--- begin ---

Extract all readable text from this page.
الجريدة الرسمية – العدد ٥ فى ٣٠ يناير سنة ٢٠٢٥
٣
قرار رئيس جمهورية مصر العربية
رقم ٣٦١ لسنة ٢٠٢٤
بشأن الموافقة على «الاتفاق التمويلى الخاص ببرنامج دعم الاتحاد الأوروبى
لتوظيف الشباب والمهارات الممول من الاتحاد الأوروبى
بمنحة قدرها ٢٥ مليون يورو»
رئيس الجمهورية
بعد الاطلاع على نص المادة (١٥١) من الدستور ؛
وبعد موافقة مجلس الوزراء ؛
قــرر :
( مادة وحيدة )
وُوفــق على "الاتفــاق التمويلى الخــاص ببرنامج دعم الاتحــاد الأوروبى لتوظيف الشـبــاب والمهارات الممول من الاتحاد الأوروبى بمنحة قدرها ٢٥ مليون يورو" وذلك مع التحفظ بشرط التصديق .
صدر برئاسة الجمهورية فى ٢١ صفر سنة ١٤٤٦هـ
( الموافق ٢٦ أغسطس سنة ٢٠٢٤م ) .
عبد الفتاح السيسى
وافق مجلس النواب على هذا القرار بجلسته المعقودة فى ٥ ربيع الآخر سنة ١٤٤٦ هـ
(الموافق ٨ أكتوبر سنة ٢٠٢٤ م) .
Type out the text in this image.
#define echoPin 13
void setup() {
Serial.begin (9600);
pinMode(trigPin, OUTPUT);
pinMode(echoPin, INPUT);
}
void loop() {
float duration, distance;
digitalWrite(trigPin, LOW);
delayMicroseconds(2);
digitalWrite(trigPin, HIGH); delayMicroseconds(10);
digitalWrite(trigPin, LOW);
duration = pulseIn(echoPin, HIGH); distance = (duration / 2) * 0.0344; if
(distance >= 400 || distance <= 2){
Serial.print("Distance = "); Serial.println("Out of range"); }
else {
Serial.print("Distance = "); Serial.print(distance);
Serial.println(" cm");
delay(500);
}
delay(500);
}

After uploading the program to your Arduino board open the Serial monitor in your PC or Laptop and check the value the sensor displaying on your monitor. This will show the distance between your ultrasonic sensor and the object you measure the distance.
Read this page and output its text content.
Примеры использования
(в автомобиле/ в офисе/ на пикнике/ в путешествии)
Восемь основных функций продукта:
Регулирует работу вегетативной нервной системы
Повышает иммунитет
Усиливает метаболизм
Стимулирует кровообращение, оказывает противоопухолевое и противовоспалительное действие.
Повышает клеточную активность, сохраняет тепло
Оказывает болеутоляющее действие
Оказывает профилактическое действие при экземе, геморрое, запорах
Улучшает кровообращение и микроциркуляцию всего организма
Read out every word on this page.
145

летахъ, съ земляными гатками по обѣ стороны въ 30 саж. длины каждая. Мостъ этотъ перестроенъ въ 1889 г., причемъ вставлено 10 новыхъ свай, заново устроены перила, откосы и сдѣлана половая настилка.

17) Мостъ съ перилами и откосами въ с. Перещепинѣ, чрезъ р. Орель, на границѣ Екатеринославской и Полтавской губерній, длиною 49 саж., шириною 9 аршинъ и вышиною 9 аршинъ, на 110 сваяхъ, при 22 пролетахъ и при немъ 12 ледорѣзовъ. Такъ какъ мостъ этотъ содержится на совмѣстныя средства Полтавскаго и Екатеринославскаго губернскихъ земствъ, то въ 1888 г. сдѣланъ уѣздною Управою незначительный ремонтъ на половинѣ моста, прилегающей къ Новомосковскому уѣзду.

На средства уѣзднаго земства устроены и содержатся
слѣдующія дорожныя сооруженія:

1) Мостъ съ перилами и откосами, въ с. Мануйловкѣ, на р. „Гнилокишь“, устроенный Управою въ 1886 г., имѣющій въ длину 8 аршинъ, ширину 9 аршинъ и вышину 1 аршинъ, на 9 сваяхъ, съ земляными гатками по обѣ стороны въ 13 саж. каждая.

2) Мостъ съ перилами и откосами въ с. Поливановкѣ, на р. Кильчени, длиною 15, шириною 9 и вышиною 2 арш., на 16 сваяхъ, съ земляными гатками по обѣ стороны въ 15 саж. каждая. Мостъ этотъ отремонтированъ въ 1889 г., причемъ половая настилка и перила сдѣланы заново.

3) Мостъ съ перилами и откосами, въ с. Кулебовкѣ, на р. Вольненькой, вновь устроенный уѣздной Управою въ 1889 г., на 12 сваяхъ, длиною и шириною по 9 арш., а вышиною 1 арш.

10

--- end ---

# WRITTEN EXERCISE:
Your answer should be one number: how many lines in the material above contain the string "text".

# ANSWER TO THIS EXERCISE:
3